:: Task ::
Under this task are some entries; return every one of them exactly.

:: Extracted material ::
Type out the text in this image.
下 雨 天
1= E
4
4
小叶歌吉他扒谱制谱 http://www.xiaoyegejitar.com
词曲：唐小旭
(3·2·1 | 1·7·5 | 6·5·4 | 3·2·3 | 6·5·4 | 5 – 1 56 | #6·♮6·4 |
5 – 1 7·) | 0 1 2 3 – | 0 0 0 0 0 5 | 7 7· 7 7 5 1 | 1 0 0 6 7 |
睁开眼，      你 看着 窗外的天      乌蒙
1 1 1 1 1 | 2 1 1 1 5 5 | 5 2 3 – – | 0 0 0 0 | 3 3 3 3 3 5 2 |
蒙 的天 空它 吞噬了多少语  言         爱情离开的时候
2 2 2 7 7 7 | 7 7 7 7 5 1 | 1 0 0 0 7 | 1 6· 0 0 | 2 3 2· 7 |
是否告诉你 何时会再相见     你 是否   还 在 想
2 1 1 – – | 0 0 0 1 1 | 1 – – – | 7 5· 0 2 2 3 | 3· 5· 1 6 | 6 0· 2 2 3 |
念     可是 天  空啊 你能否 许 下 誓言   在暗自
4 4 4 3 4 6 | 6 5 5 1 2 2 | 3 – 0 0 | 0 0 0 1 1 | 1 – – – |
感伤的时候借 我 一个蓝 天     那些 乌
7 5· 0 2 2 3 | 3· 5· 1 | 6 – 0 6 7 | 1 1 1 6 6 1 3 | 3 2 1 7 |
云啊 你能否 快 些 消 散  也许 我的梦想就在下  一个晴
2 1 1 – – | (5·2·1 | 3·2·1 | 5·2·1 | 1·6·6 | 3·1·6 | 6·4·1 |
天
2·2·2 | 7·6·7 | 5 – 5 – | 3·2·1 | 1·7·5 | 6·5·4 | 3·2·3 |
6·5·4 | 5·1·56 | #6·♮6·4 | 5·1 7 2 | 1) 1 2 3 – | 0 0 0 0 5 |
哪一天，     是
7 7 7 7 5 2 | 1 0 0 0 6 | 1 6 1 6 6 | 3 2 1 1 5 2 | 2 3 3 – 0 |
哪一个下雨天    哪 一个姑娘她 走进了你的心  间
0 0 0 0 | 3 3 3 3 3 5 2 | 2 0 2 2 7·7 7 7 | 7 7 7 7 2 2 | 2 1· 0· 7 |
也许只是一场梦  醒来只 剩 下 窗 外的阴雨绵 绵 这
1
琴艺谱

:: Written response ::
Type out the text in this image.
下 雨 天
1= E
4
4
小叶歌吉他扒谱制谱 http://www.xiaoyegejitar.com
词曲：唐小旭
(3·2·1 | 1·7·5 | 6·5·4 | 3·2·3 | 6·5·4 | 5 – 1 56 | #6·♮6·4 |
5 – 1 7·) | 0 1 2 3 – | 0 0 0 0 0 5 | 7 7· 7 7 5 1 | 1 0 0 6 7 |
睁开眼，      你 看着 窗外的天      乌蒙
1 1 1 1 1 | 2 1 1 1 5 5 | 5 2 3 – – | 0 0 0 0 | 3 3 3 3 3 5 2 |
蒙 的天 空它 吞噬了多少语  言         爱情离开的时候
2 2 2 7 7 7 | 7 7 7 7 5 1 | 1 0 0 0 7 | 1 6· 0 0 | 2 3 2· 7 |
是否告诉你 何时会再相见     你 是否   还 在 想
2 1 1 – – | 0 0 0 1 1 | 1 – – – | 7 5· 0 2 2 3 | 3· 5· 1 6 | 6 0· 2 2 3 |
念     可是 天  空啊 你能否 许 下 誓言   在暗自
4 4 4 3 4 6 | 6 5 5 1 2 2 | 3 – 0 0 | 0 0 0 1 1 | 1 – – – |
感伤的时候借 我 一个蓝 天     那些 乌
7 5· 0 2 2 3 | 3· 5· 1 | 6 – 0 6 7 | 1 1 1 6 6 1 3 | 3 2 1 7 |
云啊 你能否 快 些 消 散  也许 我的梦想就在下  一个晴
2 1 1 – – | (5·2·1 | 3·2·1 | 5·2·1 | 1·6·6 | 3·1·6 | 6·4·1 |
天
2·2·2 | 7·6·7 | 5 – 5 – | 3·2·1 | 1·7·5 | 6·5·4 | 3·2·3 |
6·5·4 | 5·1·56 | #6·♮6·4 | 5·1 7 2 | 1) 1 2 3 – | 0 0 0 0 5 |
哪一天，     是
7 7 7 7 5 2 | 1 0 0 0 6 | 1 6 1 6 6 | 3 2 1 1 5 2 | 2 3 3 – 0 |
哪一个下雨天    哪 一个姑娘她 走进了你的心  间
0 0 0 0 | 3 3 3 3 3 5 2 | 2 0 2 2 7·7 7 7 | 7 7 7 7 2 2 | 2 1· 0· 7 |
也许只是一场梦  醒来只 剩 下 窗 外的阴雨绵 绵 这
1
琴艺谱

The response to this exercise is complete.